[start]

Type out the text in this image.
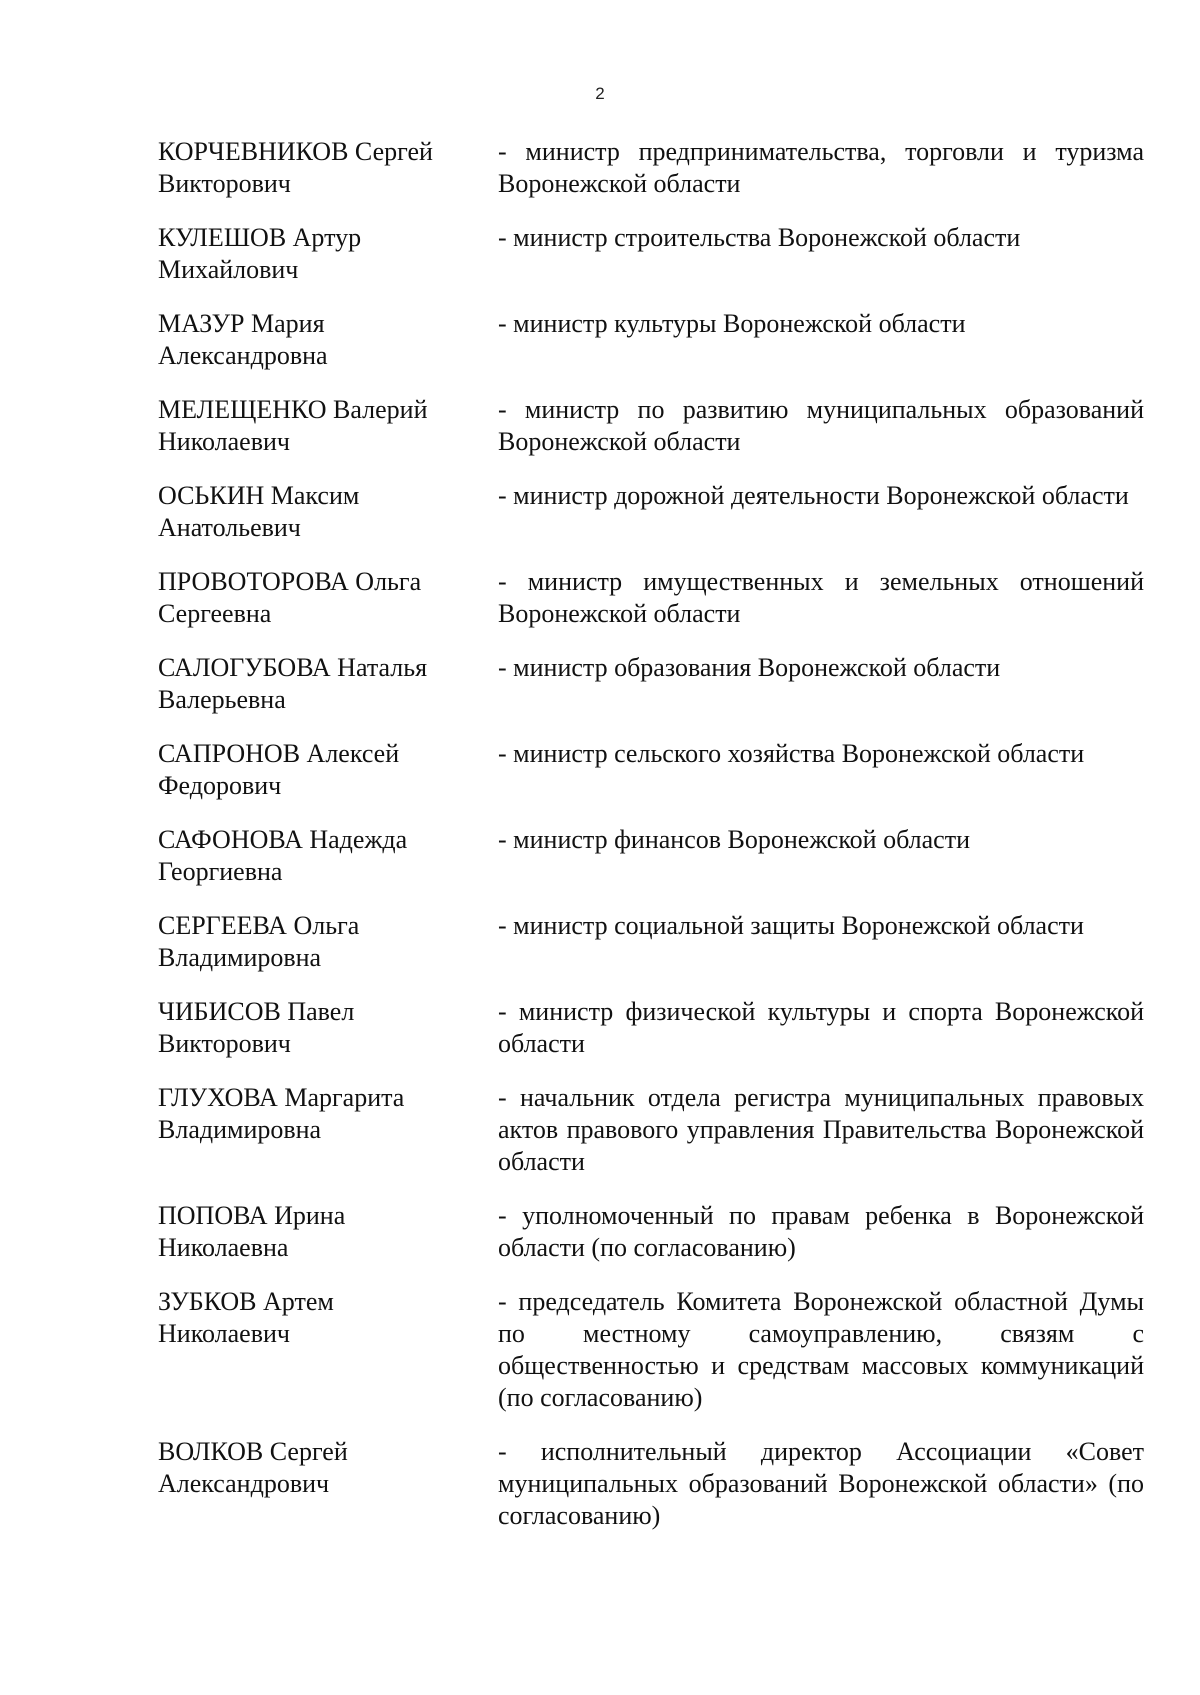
2
КОРЧЕВНИКОВ Сергей
Викторович
- министр предпринимательства, торговли и туризма Воронежской области
КУЛЕШОВ Артур
Михайлович
- министр строительства Воронежской области
МАЗУР Мария
Александровна
- министр культуры Воронежской области
МЕЛЕЩЕНКО Валерий
Николаевич
- министр по развитию муниципальных образований Воронежской области
ОСЬКИН Максим
Анатольевич
- министр дорожной деятельности Воронежской области
ПРОВОТОРОВА Ольга
Сергеевна
- министр имущественных и земельных отношений Воронежской области
САЛОГУБОВА Наталья
Валерьевна
- министр образования Воронежской области
САПРОНОВ Алексей
Федорович
- министр сельского хозяйства Воронежской области
САФОНОВА Надежда
Георгиевна
- министр финансов Воронежской области
СЕРГЕЕВА Ольга
Владимировна
- министр социальной защиты Воронежской области
ЧИБИСОВ Павел
Викторович
- министр физической культуры и спорта Воронежской области
ГЛУХОВА Маргарита
Владимировна
- начальник отдела регистра муниципальных правовых актов правового управления Правительства Воронежской области
ПОПОВА Ирина
Николаевна
- уполномоченный по правам ребенка в Воронежской области (по согласованию)
ЗУБКОВ Артем
Николаевич
- председатель Комитета Воронежской областной Думы по местному самоуправлению, связям с общественностью и средствам массовых коммуникаций (по согласованию)
ВОЛКОВ Сергей
Александрович
- исполнительный директор Ассоциации «Совет муниципальных образований Воронежской области» (по согласованию)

[end]

[WORK TO COMPLETE] Can the entries above be repeated exactly, without their pictures?

[IN RESPONSE]
Type out the text in this image.
2
КОРЧЕВНИКОВ Сергей
Викторович
- министр предпринимательства, торговли и туризма Воронежской области
КУЛЕШОВ Артур
Михайлович
- министр строительства Воронежской области
МАЗУР Мария
Александровна
- министр культуры Воронежской области
МЕЛЕЩЕНКО Валерий
Николаевич
- министр по развитию муниципальных образований Воронежской области
ОСЬКИН Максим
Анатольевич
- министр дорожной деятельности Воронежской области
ПРОВОТОРОВА Ольга
Сергеевна
- министр имущественных и земельных отношений Воронежской области
САЛОГУБОВА Наталья
Валерьевна
- министр образования Воронежской области
САПРОНОВ Алексей
Федорович
- министр сельского хозяйства Воронежской области
САФОНОВА Надежда
Георгиевна
- министр финансов Воронежской области
СЕРГЕЕВА Ольга
Владимировна
- министр социальной защиты Воронежской области
ЧИБИСОВ Павел
Викторович
- министр физической культуры и спорта Воронежской области
ГЛУХОВА Маргарита
Владимировна
- начальник отдела регистра муниципальных правовых актов правового управления Правительства Воронежской области
ПОПОВА Ирина
Николаевна
- уполномоченный по правам ребенка в Воронежской области (по согласованию)
ЗУБКОВ Артем
Николаевич
- председатель Комитета Воронежской областной Думы по местному самоуправлению, связям с общественностью и средствам массовых коммуникаций (по согласованию)
ВОЛКОВ Сергей
Александрович
- исполнительный директор Ассоциации «Совет муниципальных образований Воронежской области» (по согласованию)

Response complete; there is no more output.